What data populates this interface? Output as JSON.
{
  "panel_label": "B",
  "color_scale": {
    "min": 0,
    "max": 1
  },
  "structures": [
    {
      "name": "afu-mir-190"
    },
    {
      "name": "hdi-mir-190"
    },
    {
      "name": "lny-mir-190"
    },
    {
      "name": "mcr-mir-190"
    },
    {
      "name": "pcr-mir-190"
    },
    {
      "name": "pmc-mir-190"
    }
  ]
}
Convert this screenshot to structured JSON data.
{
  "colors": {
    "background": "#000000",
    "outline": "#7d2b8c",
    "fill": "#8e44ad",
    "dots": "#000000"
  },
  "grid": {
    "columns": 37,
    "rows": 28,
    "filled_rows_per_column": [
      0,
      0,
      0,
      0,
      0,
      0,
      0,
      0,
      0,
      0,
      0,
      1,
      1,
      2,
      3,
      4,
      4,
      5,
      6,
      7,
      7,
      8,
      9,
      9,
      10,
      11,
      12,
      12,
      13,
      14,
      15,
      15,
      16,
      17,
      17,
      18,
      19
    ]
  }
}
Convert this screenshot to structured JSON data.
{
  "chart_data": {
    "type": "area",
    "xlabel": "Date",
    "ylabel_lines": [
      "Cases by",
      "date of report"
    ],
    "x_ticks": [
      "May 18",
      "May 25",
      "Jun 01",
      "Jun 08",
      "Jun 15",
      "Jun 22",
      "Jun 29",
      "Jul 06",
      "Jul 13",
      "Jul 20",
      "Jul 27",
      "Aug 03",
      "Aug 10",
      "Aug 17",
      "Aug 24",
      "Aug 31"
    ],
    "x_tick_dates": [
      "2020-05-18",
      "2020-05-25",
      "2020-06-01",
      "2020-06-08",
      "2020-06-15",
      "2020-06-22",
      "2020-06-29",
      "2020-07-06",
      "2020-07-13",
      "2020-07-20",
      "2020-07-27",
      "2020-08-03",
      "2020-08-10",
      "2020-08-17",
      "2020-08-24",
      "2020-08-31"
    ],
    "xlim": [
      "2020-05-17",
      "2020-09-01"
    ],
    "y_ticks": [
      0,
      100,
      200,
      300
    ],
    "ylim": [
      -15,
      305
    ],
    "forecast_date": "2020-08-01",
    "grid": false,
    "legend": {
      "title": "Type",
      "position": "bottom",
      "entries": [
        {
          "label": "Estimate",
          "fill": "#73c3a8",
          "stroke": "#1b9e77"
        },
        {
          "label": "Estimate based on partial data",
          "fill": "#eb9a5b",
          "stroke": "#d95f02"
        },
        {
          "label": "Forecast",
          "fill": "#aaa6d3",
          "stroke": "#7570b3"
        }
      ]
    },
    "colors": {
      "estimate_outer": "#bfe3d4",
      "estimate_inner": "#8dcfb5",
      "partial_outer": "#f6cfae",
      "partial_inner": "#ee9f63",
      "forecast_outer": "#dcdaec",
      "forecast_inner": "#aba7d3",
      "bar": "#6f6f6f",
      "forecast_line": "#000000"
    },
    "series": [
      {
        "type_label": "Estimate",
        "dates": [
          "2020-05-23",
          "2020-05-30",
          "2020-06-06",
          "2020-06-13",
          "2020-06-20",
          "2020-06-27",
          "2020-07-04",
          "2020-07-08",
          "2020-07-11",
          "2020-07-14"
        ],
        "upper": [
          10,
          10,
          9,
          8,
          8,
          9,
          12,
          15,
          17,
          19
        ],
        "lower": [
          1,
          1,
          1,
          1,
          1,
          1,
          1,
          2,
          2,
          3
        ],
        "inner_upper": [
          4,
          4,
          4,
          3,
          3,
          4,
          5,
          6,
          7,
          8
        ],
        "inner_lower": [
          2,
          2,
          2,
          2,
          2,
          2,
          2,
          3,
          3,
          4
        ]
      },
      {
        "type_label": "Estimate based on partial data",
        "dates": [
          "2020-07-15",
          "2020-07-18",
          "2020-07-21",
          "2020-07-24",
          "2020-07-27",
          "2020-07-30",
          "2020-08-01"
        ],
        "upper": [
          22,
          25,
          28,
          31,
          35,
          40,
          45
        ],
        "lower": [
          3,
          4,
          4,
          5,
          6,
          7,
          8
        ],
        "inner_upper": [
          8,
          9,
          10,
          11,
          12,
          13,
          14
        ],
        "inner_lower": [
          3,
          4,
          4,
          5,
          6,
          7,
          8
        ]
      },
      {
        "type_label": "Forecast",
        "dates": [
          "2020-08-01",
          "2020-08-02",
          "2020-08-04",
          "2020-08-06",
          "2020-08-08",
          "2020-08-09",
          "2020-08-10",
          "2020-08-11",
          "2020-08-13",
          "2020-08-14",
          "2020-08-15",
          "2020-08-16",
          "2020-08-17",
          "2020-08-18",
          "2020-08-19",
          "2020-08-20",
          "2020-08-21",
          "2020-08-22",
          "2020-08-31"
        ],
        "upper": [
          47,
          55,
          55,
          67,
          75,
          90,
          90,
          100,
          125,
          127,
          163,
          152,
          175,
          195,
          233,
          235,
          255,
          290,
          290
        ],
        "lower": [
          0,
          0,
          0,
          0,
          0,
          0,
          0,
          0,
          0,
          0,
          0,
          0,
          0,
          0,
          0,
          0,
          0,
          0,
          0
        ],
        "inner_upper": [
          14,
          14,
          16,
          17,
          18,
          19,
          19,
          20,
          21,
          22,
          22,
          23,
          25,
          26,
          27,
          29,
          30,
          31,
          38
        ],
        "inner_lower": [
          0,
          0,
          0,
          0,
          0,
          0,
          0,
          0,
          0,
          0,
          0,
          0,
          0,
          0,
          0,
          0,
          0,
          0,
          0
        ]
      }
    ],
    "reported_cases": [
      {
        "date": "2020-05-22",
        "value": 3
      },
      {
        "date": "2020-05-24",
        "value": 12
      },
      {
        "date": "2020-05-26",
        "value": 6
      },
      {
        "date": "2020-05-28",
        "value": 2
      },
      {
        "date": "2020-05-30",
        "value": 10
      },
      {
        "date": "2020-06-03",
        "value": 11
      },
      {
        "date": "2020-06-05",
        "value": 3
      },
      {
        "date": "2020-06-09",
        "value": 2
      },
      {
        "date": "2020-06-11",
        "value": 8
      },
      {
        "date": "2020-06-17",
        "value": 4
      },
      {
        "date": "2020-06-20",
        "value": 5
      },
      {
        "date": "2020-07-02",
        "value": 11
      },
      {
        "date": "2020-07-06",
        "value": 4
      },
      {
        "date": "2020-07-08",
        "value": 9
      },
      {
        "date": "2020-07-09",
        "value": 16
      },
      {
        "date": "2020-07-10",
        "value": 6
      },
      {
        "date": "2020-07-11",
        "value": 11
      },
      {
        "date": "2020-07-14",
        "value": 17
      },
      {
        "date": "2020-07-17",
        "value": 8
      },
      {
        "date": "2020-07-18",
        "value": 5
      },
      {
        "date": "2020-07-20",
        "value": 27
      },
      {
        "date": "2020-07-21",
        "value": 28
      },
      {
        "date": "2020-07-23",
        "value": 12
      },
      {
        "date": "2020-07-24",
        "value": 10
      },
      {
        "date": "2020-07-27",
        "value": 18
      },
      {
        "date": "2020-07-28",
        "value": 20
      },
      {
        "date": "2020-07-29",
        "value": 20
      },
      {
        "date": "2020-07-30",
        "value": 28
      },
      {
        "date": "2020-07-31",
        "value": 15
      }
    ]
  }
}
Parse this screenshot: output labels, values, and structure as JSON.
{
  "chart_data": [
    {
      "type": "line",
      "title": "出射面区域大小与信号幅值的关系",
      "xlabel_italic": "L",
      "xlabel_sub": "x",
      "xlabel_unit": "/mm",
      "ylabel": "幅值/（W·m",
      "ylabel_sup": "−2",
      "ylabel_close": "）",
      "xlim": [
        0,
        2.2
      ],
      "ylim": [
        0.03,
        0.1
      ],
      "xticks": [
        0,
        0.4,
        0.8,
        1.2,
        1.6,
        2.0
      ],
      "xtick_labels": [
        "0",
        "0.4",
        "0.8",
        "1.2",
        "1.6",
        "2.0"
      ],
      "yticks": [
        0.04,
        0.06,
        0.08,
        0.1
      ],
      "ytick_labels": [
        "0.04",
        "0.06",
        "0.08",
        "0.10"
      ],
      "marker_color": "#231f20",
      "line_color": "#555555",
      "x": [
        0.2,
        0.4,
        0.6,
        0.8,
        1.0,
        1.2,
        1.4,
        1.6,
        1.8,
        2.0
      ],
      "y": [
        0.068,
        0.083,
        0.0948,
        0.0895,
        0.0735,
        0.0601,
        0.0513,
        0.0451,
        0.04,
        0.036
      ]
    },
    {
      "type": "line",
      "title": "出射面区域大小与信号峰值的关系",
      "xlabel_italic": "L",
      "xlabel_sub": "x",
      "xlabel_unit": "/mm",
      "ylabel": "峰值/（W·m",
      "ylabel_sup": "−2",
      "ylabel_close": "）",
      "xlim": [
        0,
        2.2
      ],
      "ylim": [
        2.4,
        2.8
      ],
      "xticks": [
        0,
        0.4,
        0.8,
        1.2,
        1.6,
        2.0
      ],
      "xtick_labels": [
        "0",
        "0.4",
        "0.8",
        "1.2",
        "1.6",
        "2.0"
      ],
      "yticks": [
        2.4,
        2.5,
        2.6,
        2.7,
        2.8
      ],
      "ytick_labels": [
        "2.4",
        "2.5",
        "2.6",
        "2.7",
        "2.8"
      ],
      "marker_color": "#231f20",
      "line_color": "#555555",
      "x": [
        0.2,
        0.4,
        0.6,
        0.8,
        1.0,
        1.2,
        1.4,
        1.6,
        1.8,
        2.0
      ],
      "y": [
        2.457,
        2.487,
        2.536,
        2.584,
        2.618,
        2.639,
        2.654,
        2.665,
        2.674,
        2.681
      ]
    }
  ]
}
----
#### Exercise details:
Pick out each line in the material containing "title".

#### The reply:
      "title": "Type",
      "title": "出射面区域大小与信号幅值的关系",
      "title": "出射面区域大小与信号峰值的关系",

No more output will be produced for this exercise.